TASK OBJECTIVE ::
Images must not appear in your copy; reproduce every other part of the records exactly.

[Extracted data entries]
----------------

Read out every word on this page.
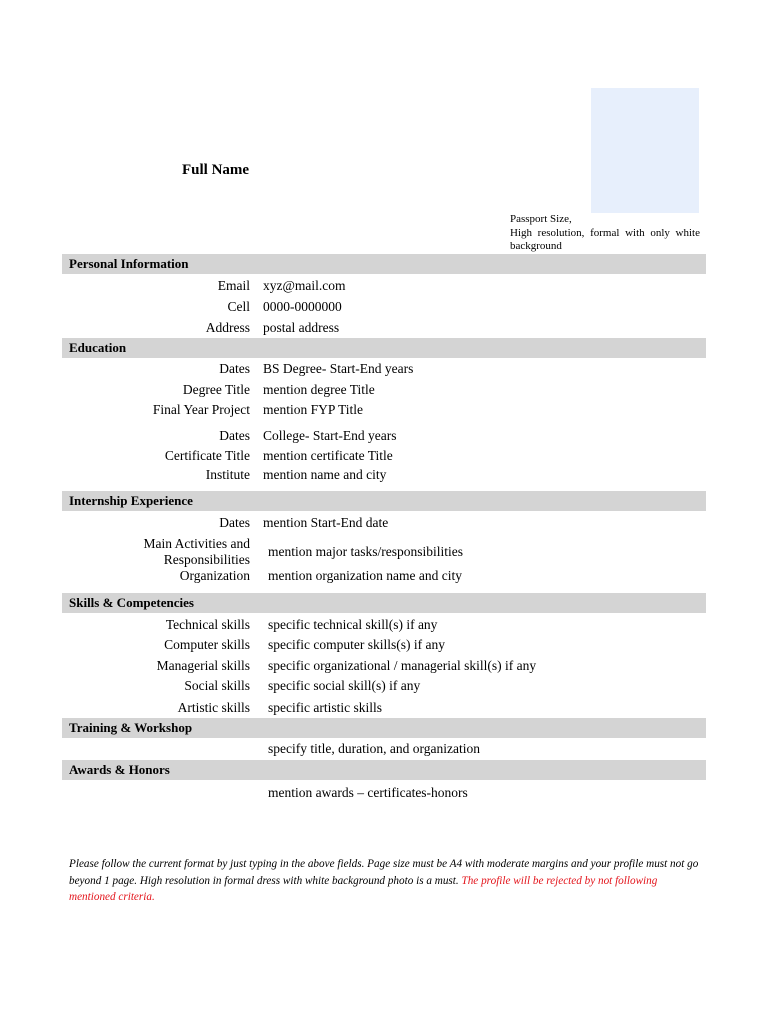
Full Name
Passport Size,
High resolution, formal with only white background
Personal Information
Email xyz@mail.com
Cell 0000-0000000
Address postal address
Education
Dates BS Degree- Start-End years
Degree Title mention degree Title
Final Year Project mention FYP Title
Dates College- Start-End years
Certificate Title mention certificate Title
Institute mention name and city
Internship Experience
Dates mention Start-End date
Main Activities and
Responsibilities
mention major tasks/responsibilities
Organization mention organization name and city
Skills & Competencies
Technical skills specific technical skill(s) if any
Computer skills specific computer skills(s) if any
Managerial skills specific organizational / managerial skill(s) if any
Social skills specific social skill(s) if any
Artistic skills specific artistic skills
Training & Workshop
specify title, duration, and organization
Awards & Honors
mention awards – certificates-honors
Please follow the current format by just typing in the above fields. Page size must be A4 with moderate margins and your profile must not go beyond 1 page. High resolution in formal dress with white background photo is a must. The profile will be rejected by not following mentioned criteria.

----------------

TASK SOLUTION ::
Read out every word on this page.
Full Name
Passport Size,
High resolution, formal with only white background
Personal Information
Email xyz@mail.com
Cell 0000-0000000
Address postal address
Education
Dates BS Degree- Start-End years
Degree Title mention degree Title
Final Year Project mention FYP Title
Dates College- Start-End years
Certificate Title mention certificate Title
Institute mention name and city
Internship Experience
Dates mention Start-End date
Main Activities and
Responsibilities
mention major tasks/responsibilities
Organization mention organization name and city
Skills & Competencies
Technical skills specific technical skill(s) if any
Computer skills specific computer skills(s) if any
Managerial skills specific organizational / managerial skill(s) if any
Social skills specific social skill(s) if any
Artistic skills specific artistic skills
Training & Workshop
specify title, duration, and organization
Awards & Honors
mention awards – certificates-honors
Please follow the current format by just typing in the above fields. Page size must be A4 with moderate margins and your profile must not go beyond 1 page. High resolution in formal dress with white background photo is a must. The profile will be rejected by not following mentioned criteria.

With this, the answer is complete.